- [BRIEF]
Transcribe every line, keeping it exact.

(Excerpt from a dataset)
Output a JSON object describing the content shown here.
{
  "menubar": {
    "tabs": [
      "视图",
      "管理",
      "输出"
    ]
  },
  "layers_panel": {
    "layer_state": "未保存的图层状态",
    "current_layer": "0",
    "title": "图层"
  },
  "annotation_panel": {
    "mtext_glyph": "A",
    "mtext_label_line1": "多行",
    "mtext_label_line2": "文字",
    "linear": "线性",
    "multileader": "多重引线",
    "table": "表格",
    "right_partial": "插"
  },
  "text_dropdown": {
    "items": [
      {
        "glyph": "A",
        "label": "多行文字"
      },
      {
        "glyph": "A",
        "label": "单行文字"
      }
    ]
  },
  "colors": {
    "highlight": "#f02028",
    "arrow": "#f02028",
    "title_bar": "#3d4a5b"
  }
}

- [FINISHED ANSWER]
Output a JSON object describing the content shown here.
{
  "menubar": {
    "tabs": [
      "视图",
      "管理",
      "输出"
    ]
  },
  "layers_panel": {
    "layer_state": "未保存的图层状态",
    "current_layer": "0",
    "title": "图层"
  },
  "annotation_panel": {
    "mtext_glyph": "A",
    "mtext_label_line1": "多行",
    "mtext_label_line2": "文字",
    "linear": "线性",
    "multileader": "多重引线",
    "table": "表格",
    "right_partial": "插"
  },
  "text_dropdown": {
    "items": [
      {
        "glyph": "A",
        "label": "多行文字"
      },
      {
        "glyph": "A",
        "label": "单行文字"
      }
    ]
  },
  "colors": {
    "highlight": "#f02028",
    "arrow": "#f02028",
    "title_bar": "#3d4a5b"
  }
}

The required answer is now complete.